| PROBLEM REQUIREMENTS |
Copy out all of the data exactly as it appears.

─── DATA SHOWN

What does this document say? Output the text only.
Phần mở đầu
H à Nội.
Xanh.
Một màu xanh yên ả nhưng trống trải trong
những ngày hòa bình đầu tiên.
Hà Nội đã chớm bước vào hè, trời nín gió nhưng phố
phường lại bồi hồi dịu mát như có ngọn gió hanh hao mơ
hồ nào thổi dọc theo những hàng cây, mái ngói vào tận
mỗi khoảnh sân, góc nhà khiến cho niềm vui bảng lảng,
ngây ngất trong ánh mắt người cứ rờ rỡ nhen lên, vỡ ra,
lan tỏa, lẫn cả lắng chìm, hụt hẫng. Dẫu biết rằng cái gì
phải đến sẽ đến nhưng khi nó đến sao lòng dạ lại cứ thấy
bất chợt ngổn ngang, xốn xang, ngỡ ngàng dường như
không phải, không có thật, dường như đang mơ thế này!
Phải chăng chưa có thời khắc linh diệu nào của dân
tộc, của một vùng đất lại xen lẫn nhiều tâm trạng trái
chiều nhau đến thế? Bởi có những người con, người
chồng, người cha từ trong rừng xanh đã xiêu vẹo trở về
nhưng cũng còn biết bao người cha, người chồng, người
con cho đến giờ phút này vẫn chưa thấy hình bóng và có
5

──────

| EXPECTED OUTPUT |
What does this document say? Output the text only.
Phần mở đầu
H à Nội.
Xanh.
Một màu xanh yên ả nhưng trống trải trong
những ngày hòa bình đầu tiên.
Hà Nội đã chớm bước vào hè, trời nín gió nhưng phố
phường lại bồi hồi dịu mát như có ngọn gió hanh hao mơ
hồ nào thổi dọc theo những hàng cây, mái ngói vào tận
mỗi khoảnh sân, góc nhà khiến cho niềm vui bảng lảng,
ngây ngất trong ánh mắt người cứ rờ rỡ nhen lên, vỡ ra,
lan tỏa, lẫn cả lắng chìm, hụt hẫng. Dẫu biết rằng cái gì
phải đến sẽ đến nhưng khi nó đến sao lòng dạ lại cứ thấy
bất chợt ngổn ngang, xốn xang, ngỡ ngàng dường như
không phải, không có thật, dường như đang mơ thế này!
Phải chăng chưa có thời khắc linh diệu nào của dân
tộc, của một vùng đất lại xen lẫn nhiều tâm trạng trái
chiều nhau đến thế? Bởi có những người con, người
chồng, người cha từ trong rừng xanh đã xiêu vẹo trở về
nhưng cũng còn biết bao người cha, người chồng, người
con cho đến giờ phút này vẫn chưa thấy hình bóng và có
5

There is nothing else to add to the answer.